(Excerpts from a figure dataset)
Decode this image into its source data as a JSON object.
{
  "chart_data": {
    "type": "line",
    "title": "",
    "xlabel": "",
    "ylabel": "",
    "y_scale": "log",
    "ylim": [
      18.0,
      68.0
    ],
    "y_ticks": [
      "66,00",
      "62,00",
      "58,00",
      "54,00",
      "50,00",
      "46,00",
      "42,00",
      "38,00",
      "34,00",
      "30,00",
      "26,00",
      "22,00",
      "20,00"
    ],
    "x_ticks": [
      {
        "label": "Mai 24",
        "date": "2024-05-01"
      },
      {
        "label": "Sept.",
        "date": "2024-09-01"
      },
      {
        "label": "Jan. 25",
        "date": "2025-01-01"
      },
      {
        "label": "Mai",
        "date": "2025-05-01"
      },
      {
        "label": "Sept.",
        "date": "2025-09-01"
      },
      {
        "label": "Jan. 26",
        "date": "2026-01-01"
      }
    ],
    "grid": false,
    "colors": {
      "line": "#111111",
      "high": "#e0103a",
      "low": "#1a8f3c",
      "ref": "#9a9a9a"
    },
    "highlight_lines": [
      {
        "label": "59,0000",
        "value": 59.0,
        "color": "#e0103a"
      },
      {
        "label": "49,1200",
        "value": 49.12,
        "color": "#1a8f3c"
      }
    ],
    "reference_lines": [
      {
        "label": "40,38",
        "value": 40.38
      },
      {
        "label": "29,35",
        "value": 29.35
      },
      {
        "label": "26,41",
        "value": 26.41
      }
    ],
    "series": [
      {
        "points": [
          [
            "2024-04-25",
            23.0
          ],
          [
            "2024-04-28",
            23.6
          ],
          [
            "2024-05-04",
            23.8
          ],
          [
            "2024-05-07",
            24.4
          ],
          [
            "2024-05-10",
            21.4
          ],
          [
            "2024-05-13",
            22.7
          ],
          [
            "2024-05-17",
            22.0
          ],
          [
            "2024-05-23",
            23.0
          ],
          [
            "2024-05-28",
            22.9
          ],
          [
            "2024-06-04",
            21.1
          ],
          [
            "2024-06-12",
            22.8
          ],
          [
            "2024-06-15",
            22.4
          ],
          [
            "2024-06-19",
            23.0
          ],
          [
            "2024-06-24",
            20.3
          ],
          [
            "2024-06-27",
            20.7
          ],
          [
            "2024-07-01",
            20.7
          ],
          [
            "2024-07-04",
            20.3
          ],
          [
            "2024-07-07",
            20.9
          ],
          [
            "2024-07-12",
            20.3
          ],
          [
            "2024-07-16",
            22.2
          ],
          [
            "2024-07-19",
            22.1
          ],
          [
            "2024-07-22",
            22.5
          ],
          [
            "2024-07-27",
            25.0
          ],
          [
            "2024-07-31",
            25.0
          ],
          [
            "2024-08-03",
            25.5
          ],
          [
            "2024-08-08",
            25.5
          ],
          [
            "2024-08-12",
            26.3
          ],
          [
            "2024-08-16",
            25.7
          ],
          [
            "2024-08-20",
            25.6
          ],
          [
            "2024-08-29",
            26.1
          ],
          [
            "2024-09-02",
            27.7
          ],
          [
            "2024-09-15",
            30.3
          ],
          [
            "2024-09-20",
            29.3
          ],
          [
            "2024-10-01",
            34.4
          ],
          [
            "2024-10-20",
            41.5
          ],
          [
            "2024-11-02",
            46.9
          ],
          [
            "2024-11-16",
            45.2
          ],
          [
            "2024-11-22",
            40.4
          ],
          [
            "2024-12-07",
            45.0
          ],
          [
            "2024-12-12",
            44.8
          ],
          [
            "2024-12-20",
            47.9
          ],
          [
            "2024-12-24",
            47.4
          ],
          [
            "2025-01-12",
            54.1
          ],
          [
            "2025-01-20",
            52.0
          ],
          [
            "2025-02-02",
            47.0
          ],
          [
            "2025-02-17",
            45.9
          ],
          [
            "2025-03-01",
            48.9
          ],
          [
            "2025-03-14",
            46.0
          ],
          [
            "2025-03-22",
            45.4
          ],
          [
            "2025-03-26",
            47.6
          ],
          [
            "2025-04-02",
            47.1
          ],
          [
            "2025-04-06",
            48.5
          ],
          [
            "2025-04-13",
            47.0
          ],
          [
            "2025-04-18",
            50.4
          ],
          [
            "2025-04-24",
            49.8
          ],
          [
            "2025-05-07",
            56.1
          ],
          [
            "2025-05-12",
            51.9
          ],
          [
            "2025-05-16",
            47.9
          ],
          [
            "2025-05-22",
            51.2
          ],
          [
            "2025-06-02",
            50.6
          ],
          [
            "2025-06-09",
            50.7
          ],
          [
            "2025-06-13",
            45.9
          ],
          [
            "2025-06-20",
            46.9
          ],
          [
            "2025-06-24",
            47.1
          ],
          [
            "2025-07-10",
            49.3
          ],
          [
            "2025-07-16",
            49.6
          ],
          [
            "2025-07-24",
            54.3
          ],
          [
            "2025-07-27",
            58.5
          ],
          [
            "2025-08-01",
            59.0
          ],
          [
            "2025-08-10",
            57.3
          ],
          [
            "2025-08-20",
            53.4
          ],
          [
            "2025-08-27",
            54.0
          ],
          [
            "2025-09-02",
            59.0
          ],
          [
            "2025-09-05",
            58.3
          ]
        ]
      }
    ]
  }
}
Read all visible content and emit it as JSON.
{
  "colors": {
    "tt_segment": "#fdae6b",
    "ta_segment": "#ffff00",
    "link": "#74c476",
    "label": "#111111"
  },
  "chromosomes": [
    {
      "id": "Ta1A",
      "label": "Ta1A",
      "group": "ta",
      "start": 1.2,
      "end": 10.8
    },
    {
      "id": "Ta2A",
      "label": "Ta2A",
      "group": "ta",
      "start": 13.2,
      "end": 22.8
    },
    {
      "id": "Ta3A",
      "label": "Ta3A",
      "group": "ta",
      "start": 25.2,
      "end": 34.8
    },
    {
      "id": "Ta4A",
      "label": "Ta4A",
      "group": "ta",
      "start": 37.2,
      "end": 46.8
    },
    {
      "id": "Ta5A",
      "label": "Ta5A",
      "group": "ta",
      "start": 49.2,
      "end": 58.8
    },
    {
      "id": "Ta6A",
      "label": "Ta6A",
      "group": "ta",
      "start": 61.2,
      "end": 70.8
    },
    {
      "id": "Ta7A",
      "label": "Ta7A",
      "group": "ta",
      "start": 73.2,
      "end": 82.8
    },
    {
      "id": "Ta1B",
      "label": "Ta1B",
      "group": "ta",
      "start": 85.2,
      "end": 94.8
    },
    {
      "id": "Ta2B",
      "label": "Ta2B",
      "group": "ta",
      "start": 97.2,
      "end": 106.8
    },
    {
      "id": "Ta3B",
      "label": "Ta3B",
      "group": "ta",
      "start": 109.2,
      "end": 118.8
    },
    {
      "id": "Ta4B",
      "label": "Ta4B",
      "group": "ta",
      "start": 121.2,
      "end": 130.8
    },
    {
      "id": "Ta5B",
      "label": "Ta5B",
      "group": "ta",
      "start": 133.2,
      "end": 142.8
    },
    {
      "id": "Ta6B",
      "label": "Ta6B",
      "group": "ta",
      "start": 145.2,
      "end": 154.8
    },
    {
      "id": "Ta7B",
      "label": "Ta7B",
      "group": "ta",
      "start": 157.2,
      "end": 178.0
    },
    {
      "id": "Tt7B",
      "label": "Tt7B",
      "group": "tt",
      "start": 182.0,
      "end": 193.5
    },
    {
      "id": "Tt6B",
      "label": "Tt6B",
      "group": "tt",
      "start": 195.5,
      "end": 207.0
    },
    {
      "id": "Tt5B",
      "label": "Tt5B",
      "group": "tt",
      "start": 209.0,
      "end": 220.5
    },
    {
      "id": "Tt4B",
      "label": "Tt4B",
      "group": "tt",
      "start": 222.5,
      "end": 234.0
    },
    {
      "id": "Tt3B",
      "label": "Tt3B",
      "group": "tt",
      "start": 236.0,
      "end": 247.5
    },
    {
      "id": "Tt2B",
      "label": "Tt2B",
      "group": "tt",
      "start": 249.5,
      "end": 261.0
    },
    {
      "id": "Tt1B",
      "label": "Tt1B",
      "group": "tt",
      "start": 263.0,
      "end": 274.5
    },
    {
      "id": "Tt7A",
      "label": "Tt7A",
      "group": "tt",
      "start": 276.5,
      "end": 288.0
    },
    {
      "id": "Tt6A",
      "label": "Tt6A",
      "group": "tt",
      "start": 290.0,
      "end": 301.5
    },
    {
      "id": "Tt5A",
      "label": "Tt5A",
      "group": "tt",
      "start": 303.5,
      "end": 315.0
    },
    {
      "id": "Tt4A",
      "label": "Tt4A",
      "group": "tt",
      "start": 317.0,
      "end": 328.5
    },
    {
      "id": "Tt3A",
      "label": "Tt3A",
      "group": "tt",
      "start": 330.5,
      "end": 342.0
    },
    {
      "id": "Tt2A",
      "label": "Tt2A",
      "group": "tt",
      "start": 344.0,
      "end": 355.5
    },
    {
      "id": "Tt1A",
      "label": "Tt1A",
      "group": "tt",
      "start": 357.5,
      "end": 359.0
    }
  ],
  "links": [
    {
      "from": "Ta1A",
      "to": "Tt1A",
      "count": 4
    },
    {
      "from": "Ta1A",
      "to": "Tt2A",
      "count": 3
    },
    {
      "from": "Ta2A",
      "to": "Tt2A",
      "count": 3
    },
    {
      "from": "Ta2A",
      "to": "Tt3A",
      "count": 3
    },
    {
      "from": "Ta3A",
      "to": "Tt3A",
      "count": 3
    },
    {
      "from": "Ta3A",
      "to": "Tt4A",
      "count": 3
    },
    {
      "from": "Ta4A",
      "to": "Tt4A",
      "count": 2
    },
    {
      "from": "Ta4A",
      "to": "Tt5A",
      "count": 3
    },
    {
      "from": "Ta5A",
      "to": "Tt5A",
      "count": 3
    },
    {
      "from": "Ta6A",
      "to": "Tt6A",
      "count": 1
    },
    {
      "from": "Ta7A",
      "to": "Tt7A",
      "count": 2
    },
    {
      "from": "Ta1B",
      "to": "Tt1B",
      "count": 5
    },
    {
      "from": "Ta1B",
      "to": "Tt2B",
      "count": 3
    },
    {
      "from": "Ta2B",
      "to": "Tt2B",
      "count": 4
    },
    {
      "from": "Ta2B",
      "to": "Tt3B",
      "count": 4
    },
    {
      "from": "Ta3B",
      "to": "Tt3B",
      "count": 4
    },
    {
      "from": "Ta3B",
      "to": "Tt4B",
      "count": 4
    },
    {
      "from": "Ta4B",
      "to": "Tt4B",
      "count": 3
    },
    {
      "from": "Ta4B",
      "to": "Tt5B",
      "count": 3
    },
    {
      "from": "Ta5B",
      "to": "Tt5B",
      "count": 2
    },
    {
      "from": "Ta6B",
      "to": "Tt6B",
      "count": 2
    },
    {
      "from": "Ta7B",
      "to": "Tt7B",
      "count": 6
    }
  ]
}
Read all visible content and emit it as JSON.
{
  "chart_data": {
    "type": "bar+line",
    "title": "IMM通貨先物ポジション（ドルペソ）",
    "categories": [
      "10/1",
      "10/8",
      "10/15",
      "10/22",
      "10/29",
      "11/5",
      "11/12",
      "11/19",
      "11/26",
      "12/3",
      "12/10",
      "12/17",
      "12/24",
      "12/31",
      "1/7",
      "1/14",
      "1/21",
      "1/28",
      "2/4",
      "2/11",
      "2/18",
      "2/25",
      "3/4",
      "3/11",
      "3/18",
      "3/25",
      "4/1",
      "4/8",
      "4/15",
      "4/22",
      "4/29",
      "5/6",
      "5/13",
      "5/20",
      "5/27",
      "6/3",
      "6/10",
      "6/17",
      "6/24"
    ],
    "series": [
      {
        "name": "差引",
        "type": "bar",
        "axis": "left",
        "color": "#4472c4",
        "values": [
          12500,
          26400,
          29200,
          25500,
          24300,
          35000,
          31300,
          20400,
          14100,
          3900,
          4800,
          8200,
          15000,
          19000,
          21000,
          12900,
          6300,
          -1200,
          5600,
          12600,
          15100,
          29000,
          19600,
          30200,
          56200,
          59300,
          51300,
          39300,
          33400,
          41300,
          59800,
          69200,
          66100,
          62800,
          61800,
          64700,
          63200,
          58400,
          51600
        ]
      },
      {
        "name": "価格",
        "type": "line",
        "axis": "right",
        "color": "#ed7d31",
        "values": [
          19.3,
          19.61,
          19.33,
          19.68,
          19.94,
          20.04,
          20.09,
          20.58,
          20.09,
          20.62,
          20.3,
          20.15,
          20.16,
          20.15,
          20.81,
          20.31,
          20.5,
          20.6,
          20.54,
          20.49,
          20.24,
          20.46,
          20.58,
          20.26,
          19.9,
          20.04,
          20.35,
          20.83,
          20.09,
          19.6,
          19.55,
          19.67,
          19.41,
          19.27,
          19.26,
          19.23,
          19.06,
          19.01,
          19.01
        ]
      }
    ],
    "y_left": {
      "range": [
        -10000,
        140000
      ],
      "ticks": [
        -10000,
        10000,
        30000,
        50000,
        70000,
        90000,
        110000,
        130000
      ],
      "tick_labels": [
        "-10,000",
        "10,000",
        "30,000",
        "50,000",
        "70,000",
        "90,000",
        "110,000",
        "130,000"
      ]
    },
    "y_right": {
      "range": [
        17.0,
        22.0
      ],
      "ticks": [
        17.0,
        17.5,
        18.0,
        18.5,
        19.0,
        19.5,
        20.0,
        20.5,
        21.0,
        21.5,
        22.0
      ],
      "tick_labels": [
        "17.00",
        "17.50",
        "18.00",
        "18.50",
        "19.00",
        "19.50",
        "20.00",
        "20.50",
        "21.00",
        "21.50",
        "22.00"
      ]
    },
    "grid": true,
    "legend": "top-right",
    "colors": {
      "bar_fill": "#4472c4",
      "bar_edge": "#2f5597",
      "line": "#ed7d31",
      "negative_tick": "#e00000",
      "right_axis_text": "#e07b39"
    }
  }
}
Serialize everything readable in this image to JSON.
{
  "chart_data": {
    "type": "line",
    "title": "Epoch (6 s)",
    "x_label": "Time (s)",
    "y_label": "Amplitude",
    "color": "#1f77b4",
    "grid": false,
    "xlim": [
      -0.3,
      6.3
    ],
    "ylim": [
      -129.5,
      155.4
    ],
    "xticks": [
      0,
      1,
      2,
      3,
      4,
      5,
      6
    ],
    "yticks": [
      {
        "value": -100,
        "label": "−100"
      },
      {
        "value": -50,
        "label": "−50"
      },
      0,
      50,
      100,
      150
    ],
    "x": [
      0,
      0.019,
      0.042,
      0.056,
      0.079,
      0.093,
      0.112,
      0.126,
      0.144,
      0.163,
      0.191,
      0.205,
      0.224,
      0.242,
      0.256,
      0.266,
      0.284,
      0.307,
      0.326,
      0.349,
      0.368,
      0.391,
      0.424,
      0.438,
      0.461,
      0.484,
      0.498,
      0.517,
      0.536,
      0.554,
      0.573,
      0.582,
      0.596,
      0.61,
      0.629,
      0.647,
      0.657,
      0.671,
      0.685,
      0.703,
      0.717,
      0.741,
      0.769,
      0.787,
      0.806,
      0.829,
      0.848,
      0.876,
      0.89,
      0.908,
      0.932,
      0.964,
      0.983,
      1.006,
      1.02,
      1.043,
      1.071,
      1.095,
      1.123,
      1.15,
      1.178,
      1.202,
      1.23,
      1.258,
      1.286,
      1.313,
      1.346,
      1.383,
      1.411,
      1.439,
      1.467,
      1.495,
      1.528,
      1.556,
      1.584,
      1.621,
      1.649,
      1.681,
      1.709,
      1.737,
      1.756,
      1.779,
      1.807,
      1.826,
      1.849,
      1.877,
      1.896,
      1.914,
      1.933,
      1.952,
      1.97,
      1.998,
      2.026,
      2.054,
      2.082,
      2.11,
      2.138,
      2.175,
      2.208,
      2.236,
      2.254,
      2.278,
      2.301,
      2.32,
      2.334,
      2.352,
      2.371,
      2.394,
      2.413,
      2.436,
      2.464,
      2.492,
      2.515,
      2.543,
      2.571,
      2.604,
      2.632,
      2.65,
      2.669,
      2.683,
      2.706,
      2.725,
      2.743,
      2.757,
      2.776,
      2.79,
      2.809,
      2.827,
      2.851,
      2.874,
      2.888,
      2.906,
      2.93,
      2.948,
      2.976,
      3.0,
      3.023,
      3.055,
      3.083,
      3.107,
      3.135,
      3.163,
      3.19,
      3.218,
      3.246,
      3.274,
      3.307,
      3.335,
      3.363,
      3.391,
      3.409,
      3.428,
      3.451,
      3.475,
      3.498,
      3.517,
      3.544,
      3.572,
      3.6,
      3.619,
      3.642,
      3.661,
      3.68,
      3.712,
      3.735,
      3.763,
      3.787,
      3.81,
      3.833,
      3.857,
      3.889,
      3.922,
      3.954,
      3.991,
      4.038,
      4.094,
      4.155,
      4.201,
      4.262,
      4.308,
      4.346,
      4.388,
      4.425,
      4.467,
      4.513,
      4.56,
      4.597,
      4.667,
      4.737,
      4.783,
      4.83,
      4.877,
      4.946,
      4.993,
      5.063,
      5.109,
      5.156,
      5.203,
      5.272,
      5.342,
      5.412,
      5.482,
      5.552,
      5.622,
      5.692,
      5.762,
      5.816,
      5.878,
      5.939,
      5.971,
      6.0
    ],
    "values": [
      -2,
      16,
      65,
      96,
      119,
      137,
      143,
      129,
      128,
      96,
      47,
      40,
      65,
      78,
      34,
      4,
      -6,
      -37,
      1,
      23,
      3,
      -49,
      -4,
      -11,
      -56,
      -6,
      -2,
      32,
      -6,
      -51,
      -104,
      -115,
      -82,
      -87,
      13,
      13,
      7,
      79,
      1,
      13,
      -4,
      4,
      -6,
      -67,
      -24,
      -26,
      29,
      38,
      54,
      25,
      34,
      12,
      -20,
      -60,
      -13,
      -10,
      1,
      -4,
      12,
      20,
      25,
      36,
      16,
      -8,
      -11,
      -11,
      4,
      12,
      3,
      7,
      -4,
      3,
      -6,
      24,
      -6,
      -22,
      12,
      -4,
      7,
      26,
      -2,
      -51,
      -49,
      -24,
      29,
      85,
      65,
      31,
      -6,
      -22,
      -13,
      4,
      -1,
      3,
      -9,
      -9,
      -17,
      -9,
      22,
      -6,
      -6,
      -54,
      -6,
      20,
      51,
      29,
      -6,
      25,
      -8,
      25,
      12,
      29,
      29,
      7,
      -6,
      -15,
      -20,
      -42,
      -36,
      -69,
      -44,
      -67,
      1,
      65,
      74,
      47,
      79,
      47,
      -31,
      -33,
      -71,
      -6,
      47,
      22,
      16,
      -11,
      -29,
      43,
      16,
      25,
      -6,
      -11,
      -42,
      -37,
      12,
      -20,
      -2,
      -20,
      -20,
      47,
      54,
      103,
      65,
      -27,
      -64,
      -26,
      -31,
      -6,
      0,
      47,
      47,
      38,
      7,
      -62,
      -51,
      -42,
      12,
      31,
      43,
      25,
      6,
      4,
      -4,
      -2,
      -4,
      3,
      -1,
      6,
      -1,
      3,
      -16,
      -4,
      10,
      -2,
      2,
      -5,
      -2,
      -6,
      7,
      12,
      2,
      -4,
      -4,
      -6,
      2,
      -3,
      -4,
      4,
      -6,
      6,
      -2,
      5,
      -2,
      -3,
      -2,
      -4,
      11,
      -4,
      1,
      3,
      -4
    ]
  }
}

PROBLEM DETAILS:
How many lines of these entries contain the string "date"? Reply with the number alone.

TASK RESULT:
6